> Task
Every entry below must appear again, exactly as written.

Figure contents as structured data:
■ ■ ■ ■ ■

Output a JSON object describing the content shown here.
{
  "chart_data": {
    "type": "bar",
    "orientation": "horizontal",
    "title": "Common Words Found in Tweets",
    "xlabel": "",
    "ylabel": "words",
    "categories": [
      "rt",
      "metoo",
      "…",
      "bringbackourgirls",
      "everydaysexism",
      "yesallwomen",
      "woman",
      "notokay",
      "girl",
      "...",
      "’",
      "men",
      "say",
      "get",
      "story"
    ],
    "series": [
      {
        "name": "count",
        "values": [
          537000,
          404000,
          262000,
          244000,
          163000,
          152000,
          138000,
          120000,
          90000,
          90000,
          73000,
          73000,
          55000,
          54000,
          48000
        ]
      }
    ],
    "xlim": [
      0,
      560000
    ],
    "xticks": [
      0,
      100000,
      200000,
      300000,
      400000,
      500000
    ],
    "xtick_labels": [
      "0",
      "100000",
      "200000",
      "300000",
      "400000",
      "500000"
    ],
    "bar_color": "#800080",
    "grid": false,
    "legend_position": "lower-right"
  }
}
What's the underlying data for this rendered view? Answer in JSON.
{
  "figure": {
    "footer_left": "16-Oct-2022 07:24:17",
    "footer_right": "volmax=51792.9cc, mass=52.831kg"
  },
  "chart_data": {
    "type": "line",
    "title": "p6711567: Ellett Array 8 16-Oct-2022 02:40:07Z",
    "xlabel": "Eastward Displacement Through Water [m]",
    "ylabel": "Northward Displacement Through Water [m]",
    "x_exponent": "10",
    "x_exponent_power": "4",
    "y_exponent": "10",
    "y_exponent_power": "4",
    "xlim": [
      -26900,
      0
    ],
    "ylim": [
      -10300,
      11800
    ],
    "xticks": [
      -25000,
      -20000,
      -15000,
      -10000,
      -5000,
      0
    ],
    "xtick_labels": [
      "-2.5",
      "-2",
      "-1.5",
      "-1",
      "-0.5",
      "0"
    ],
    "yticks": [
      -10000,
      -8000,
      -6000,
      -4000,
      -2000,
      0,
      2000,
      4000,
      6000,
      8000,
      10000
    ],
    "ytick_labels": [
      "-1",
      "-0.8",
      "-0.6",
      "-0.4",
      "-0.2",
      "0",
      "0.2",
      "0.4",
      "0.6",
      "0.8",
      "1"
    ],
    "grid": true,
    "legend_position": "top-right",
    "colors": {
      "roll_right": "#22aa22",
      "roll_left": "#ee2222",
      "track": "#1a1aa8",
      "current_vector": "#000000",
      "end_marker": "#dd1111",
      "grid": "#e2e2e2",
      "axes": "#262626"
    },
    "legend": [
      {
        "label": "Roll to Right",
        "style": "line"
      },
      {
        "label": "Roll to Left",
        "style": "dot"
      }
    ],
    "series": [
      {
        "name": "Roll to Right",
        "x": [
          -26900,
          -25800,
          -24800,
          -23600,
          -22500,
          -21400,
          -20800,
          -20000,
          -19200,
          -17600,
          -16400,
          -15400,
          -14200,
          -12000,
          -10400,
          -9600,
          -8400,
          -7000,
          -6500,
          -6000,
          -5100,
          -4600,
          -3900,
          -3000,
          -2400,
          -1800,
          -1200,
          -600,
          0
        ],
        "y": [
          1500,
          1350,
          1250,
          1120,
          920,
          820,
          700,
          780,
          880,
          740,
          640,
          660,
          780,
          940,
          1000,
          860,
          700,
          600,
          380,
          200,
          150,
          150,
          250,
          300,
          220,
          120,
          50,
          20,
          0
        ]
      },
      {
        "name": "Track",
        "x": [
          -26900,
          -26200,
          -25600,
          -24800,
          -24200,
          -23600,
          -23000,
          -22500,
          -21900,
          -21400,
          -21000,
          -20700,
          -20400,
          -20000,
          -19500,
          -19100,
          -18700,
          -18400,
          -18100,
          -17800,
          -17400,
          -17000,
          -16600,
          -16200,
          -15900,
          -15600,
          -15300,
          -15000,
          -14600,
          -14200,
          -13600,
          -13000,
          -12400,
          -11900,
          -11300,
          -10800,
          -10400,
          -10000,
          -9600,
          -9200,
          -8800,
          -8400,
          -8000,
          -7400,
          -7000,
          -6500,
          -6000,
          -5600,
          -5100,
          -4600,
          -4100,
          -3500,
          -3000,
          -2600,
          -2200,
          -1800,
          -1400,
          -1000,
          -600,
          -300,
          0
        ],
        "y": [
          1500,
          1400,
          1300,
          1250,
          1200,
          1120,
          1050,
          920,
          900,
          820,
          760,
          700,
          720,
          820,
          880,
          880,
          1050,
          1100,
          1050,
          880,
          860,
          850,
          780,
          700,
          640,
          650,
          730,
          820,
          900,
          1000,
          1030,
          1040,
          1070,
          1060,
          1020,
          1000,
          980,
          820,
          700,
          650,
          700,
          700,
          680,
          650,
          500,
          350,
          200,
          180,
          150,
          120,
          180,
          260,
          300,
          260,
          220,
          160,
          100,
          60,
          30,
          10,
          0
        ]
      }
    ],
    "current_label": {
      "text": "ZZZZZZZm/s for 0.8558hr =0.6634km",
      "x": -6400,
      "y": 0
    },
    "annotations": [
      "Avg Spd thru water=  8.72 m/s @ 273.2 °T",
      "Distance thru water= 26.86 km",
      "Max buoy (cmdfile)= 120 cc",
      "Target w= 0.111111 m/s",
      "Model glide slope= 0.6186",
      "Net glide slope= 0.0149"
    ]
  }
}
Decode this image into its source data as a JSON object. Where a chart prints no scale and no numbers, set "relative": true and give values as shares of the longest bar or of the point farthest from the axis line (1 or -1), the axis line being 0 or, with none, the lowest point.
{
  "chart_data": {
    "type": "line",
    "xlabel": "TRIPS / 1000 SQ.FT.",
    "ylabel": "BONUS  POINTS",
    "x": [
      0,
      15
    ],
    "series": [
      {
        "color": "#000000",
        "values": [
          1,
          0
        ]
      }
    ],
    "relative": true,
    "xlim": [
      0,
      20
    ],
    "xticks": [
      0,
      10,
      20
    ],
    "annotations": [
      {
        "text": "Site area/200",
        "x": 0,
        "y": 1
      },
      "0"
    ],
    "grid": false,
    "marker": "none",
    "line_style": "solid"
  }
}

■ ■ ■ ■ ■

> Result of the exercise
Output a JSON object describing the content shown here.
{
  "chart_data": {
    "type": "bar",
    "orientation": "horizontal",
    "title": "Common Words Found in Tweets",
    "xlabel": "",
    "ylabel": "words",
    "categories": [
      "rt",
      "metoo",
      "…",
      "bringbackourgirls",
      "everydaysexism",
      "yesallwomen",
      "woman",
      "notokay",
      "girl",
      "...",
      "’",
      "men",
      "say",
      "get",
      "story"
    ],
    "series": [
      {
        "name": "count",
        "values": [
          537000,
          404000,
          262000,
          244000,
          163000,
          152000,
          138000,
          120000,
          90000,
          90000,
          73000,
          73000,
          55000,
          54000,
          48000
        ]
      }
    ],
    "xlim": [
      0,
      560000
    ],
    "xticks": [
      0,
      100000,
      200000,
      300000,
      400000,
      500000
    ],
    "xtick_labels": [
      "0",
      "100000",
      "200000",
      "300000",
      "400000",
      "500000"
    ],
    "bar_color": "#800080",
    "grid": false,
    "legend_position": "lower-right"
  }
}
What's the underlying data for this rendered view? Answer in JSON.
{
  "figure": {
    "footer_left": "16-Oct-2022 07:24:17",
    "footer_right": "volmax=51792.9cc, mass=52.831kg"
  },
  "chart_data": {
    "type": "line",
    "title": "p6711567: Ellett Array 8 16-Oct-2022 02:40:07Z",
    "xlabel": "Eastward Displacement Through Water [m]",
    "ylabel": "Northward Displacement Through Water [m]",
    "x_exponent": "10",
    "x_exponent_power": "4",
    "y_exponent": "10",
    "y_exponent_power": "4",
    "xlim": [
      -26900,
      0
    ],
    "ylim": [
      -10300,
      11800
    ],
    "xticks": [
      -25000,
      -20000,
      -15000,
      -10000,
      -5000,
      0
    ],
    "xtick_labels": [
      "-2.5",
      "-2",
      "-1.5",
      "-1",
      "-0.5",
      "0"
    ],
    "yticks": [
      -10000,
      -8000,
      -6000,
      -4000,
      -2000,
      0,
      2000,
      4000,
      6000,
      8000,
      10000
    ],
    "ytick_labels": [
      "-1",
      "-0.8",
      "-0.6",
      "-0.4",
      "-0.2",
      "0",
      "0.2",
      "0.4",
      "0.6",
      "0.8",
      "1"
    ],
    "grid": true,
    "legend_position": "top-right",
    "colors": {
      "roll_right": "#22aa22",
      "roll_left": "#ee2222",
      "track": "#1a1aa8",
      "current_vector": "#000000",
      "end_marker": "#dd1111",
      "grid": "#e2e2e2",
      "axes": "#262626"
    },
    "legend": [
      {
        "label": "Roll to Right",
        "style": "line"
      },
      {
        "label": "Roll to Left",
        "style": "dot"
      }
    ],
    "series": [
      {
        "name": "Roll to Right",
        "x": [
          -26900,
          -25800,
          -24800,
          -23600,
          -22500,
          -21400,
          -20800,
          -20000,
          -19200,
          -17600,
          -16400,
          -15400,
          -14200,
          -12000,
          -10400,
          -9600,
          -8400,
          -7000,
          -6500,
          -6000,
          -5100,
          -4600,
          -3900,
          -3000,
          -2400,
          -1800,
          -1200,
          -600,
          0
        ],
        "y": [
          1500,
          1350,
          1250,
          1120,
          920,
          820,
          700,
          780,
          880,
          740,
          640,
          660,
          780,
          940,
          1000,
          860,
          700,
          600,
          380,
          200,
          150,
          150,
          250,
          300,
          220,
          120,
          50,
          20,
          0
        ]
      },
      {
        "name": "Track",
        "x": [
          -26900,
          -26200,
          -25600,
          -24800,
          -24200,
          -23600,
          -23000,
          -22500,
          -21900,
          -21400,
          -21000,
          -20700,
          -20400,
          -20000,
          -19500,
          -19100,
          -18700,
          -18400,
          -18100,
          -17800,
          -17400,
          -17000,
          -16600,
          -16200,
          -15900,
          -15600,
          -15300,
          -15000,
          -14600,
          -14200,
          -13600,
          -13000,
          -12400,
          -11900,
          -11300,
          -10800,
          -10400,
          -10000,
          -9600,
          -9200,
          -8800,
          -8400,
          -8000,
          -7400,
          -7000,
          -6500,
          -6000,
          -5600,
          -5100,
          -4600,
          -4100,
          -3500,
          -3000,
          -2600,
          -2200,
          -1800,
          -1400,
          -1000,
          -600,
          -300,
          0
        ],
        "y": [
          1500,
          1400,
          1300,
          1250,
          1200,
          1120,
          1050,
          920,
          900,
          820,
          760,
          700,
          720,
          820,
          880,
          880,
          1050,
          1100,
          1050,
          880,
          860,
          850,
          780,
          700,
          640,
          650,
          730,
          820,
          900,
          1000,
          1030,
          1040,
          1070,
          1060,
          1020,
          1000,
          980,
          820,
          700,
          650,
          700,
          700,
          680,
          650,
          500,
          350,
          200,
          180,
          150,
          120,
          180,
          260,
          300,
          260,
          220,
          160,
          100,
          60,
          30,
          10,
          0
        ]
      }
    ],
    "current_label": {
      "text": "ZZZZZZZm/s for 0.8558hr =0.6634km",
      "x": -6400,
      "y": 0
    },
    "annotations": [
      "Avg Spd thru water=  8.72 m/s @ 273.2 °T",
      "Distance thru water= 26.86 km",
      "Max buoy (cmdfile)= 120 cc",
      "Target w= 0.111111 m/s",
      "Model glide slope= 0.6186",
      "Net glide slope= 0.0149"
    ]
  }
}
Decode this image into its source data as a JSON object. Where a chart prints no scale and no numbers, set "relative": true and give values as shares of the longest bar or of the point farthest from the axis line (1 or -1), the axis line being 0 or, with none, the lowest point.
{
  "chart_data": {
    "type": "line",
    "xlabel": "TRIPS / 1000 SQ.FT.",
    "ylabel": "BONUS  POINTS",
    "x": [
      0,
      15
    ],
    "series": [
      {
        "color": "#000000",
        "values": [
          1,
          0
        ]
      }
    ],
    "relative": true,
    "xlim": [
      0,
      20
    ],
    "xticks": [
      0,
      10,
      20
    ],
    "annotations": [
      {
        "text": "Site area/200",
        "x": 0,
        "y": 1
      },
      "0"
    ],
    "grid": false,
    "marker": "none",
    "line_style": "solid"
  }
}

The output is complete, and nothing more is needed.